### CHALLENGES
1 > Copy the Roth IRA article word for word from "For folks with" to "tax) Traditional IRA.".
2 > According to the Roth IRA article, how much can a person over 50 invest in a Roth IRA per year as of the 2014 tax year?
3 > Please write the next part of the Roth IRA article, picking up after its final sentence.

### EXCERPTED TEXT
--------------------------------
Be Rich in Your Life

Your life will be a success once you realize that it is the people and experiences in your life that make you rich, and not how much stuff you have. You can’t drive that leased car on your deathbed, but you will surely remember all the people you love and who loved you, and the things you did together. Live BELOW your means, get our of debt ASAP, and invest all you can (some folks are able to tweak their lives so well that they invest 40-50% of their income every year!

Roth IRAs, Part II

Roth IRAs, Part II

There is a lot to learn about Roth IRAs, and we are covering the main points in these two articles. When you decide to open one of these accounts, please seek out professional advice, and also seek out a tax professional for those type of questions. What we write here is correct to our best knowledge as of July 2014, but tax laws can change, so consult a tax expert.

That disclaimer out of the way, it’s on to Part II!

We have not talked about contribution limits, and distribution rules, so let’s jump in the pool, OK?

Any money going into IRAs, Traditional or Roth has to come from earned income. If you get your income from interest, dividends, or other unearned pay, these retirement accounts are beyond your reach.

For folks with earned income, as of the 2014 tax year you can invest $5500 a year into a Roth IRA, $6500 if you are over 50 years of age. Using a monthly cash flow plan (and you should), that would mean investing $458 or $541.66 per month. If you can’t do that much, that is certainly OK. There are investments out there that you can start for a little as $100.00 1. Get out of debt, 2. grab whatever free match money your employer is offering in your work retirement plan and then 3. open your Roth!

But Roth IRAs also have income limitations. If you make too much income, you can’t contribute to a Roth IRA.* The only IRA high income earners can contribute to is a non-deductible (after tax) Traditional IRA.

See the asterisk? It’s an important one for high income earners. We’ll talk about that asterisk VERY soon.
--------------------------------
### DATA RECORDS
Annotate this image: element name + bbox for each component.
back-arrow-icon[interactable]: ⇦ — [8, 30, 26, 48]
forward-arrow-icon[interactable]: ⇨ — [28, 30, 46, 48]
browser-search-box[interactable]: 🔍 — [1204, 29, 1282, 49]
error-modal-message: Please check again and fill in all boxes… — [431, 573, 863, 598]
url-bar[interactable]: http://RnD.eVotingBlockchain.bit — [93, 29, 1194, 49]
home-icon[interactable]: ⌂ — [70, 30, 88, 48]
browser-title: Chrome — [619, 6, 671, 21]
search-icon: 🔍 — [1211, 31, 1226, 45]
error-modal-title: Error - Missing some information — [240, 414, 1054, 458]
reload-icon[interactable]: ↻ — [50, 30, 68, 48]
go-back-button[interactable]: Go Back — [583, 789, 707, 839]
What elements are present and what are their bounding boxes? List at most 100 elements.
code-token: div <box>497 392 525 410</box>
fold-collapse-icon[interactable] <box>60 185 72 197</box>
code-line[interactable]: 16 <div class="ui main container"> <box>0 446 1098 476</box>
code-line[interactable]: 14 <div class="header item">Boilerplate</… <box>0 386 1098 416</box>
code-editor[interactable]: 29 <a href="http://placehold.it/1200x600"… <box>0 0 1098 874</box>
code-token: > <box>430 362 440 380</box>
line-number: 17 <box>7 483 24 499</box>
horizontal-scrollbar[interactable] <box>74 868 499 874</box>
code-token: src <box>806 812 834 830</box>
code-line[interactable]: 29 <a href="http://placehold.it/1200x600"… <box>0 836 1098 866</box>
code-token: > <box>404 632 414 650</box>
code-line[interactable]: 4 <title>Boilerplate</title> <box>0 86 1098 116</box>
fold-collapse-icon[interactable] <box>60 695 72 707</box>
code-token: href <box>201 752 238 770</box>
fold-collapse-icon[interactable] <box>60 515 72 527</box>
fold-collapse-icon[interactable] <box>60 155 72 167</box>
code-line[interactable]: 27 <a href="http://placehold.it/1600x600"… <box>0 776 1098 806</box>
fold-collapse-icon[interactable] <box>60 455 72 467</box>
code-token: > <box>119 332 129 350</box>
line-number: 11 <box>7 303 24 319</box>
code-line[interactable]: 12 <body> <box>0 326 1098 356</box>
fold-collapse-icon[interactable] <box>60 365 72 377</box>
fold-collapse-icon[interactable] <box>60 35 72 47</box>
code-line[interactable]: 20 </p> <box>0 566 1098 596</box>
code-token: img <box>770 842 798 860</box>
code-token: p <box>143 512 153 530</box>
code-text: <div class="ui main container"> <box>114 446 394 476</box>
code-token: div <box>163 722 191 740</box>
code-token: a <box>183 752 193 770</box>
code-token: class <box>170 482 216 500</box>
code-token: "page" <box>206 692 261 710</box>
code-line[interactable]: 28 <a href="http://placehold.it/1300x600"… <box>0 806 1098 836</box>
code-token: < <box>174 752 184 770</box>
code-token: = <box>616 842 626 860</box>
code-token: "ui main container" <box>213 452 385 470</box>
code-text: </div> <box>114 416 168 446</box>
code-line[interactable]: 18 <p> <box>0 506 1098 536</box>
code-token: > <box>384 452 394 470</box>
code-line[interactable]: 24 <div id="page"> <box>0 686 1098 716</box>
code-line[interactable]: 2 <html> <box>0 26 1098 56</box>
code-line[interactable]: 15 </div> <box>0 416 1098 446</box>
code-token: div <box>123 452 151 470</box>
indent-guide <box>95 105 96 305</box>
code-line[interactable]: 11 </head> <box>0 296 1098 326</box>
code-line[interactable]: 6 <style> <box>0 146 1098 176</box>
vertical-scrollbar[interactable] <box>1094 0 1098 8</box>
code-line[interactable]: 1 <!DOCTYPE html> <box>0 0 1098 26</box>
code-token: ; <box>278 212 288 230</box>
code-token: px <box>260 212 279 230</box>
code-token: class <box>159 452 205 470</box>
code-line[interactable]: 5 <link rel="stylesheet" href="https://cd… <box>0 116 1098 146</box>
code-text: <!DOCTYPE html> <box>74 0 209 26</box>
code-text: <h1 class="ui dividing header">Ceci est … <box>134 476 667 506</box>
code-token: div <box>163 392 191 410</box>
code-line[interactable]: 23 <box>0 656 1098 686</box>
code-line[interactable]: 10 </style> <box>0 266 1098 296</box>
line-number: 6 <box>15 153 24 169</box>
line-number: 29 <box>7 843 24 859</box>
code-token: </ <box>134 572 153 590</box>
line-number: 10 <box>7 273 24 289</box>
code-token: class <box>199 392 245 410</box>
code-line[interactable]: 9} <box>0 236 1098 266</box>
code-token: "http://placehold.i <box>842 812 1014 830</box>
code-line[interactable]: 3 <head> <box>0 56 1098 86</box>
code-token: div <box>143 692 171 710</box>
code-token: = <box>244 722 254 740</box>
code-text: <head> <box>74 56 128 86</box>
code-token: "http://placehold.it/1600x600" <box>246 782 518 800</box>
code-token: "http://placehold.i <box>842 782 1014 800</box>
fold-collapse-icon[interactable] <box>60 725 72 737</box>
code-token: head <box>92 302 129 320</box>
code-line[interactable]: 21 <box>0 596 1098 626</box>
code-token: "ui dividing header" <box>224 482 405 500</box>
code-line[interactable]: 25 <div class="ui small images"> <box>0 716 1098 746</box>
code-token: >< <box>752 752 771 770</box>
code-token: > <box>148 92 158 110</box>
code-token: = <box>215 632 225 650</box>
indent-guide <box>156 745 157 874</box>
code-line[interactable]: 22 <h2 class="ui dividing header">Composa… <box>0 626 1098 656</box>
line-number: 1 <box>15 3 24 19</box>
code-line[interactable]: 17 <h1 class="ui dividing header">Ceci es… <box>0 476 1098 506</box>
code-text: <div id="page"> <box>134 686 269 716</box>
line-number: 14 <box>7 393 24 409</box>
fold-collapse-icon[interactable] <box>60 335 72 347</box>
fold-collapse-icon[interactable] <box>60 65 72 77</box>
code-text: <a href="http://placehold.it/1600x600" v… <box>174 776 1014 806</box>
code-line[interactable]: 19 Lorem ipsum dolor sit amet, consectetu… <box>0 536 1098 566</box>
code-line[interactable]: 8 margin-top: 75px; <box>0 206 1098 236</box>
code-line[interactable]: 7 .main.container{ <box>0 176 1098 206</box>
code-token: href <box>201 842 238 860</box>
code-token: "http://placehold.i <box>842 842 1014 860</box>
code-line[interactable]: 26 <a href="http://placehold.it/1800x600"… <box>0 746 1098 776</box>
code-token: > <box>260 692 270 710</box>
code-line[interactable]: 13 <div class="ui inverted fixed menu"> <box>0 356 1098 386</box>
--------------------------------
### ANSWERS TO THE TASKS
1 >
For folks with earned income, as of the 2014 tax year you can invest $5500 a year into a Roth IRA, $6500 if you are over 50 years of age. Using a monthly cash flow plan (and you should), that would mean investing $458 or $541.66 per month. If you can’t do that much, that is certainly OK. There are investments out there that you can start for a little as $100.00 1. Get out of debt, 2. grab whatever free match money your employer is offering in your work retirement plan and then 3. open your Roth!

But Roth IRAs also have income limitations. If you make too much income, you can’t contribute to a Roth IRA.* The only IRA high income earners can contribute to is a non-deductible (after tax) Traditional IRA.

2 > $6500

3 >
In 2014, the IRS limits your ability to contribute to a Roth as follows:

Your filing status is married filing jointly or qualifying widow(er) and your modified AGI is at least $181,000. You cannot make a Roth IRA contribution if your modified AGI is $191,000 or more.

Your filing status is single, head of household, or married filing separately and you did not live with your spouse at any time in 2014 and your modified AGI is at least $114,000. You cannot make a Roth IRA contribution if your modified AGI is $129,000 or more.
Your filing status is married filing separately, you lived with your spouse at any time during the year, and your modified AGI is more than -0-. You cannot make a Roth IRA contribution if your modified AGI is $10,000 or more.
*Here’s the asterisk explanation. High income earners can still have a Roth IRA! How? They first contribute to an after tax Traditional IRA, and then convert that IRA into a Roth IRA IMMEDIATLY!
There are no income rules affecting a person’s ability to convert a Traditional IRA into a Roth, you just have to pay taxes on whatever has not already been taxed. Well, if you just opened an after tax Traditional IRA and convert it right away before it has any growth, you can have a Roth with no tax or penalty. Financial folks call this a “back door Roth”.

OK, that’s the contribution part, putting the money in. Now, here are some of the important things to know about distributions!

First, money placed into a Roth to avoid taxes and possible tax penalties, must stay in a Roth until the later of age 59 ½ years of age OR at least 5 years after you open the account. There are exceptions to this rule, but in general, that’s what you need to know. Here’s how it works. If you open a Roth IRA when you are fifty, when you turn 59 ½, you can remove any or all of the money tax and penalty free, because you met both tests. Even if you made a contribution in your 59th year, your IRA is more than five years old, so no tax is due, even if you take out this year’s contribution!

The order of withdrawal is important to remember too. For tax purposes, distributions are considered to be coming from your contributions first, and earnings second. Because contributions are after tax, you won’t owe federal tax on them, just on the growth if the distribution does not meet the age tests or is being removed because of a qualifying exception.

Remember though, that Roth IRAs can always be contributed to with earned income (unless you are a super high incomer after age 70 ½ that is), as long as you live. And you can let it grow, grow grow tax free for as long as you want. Let the power of compound interest work for you, and grow your money tax free in a Roth IRA.

A final note: Much more detail can be found in IRS Publication 590 (link here is the 2013 version), consult a tax adviser for accurate tax advice and an investment adviser on where to invest your hard earned Roth contribution.

TTFN!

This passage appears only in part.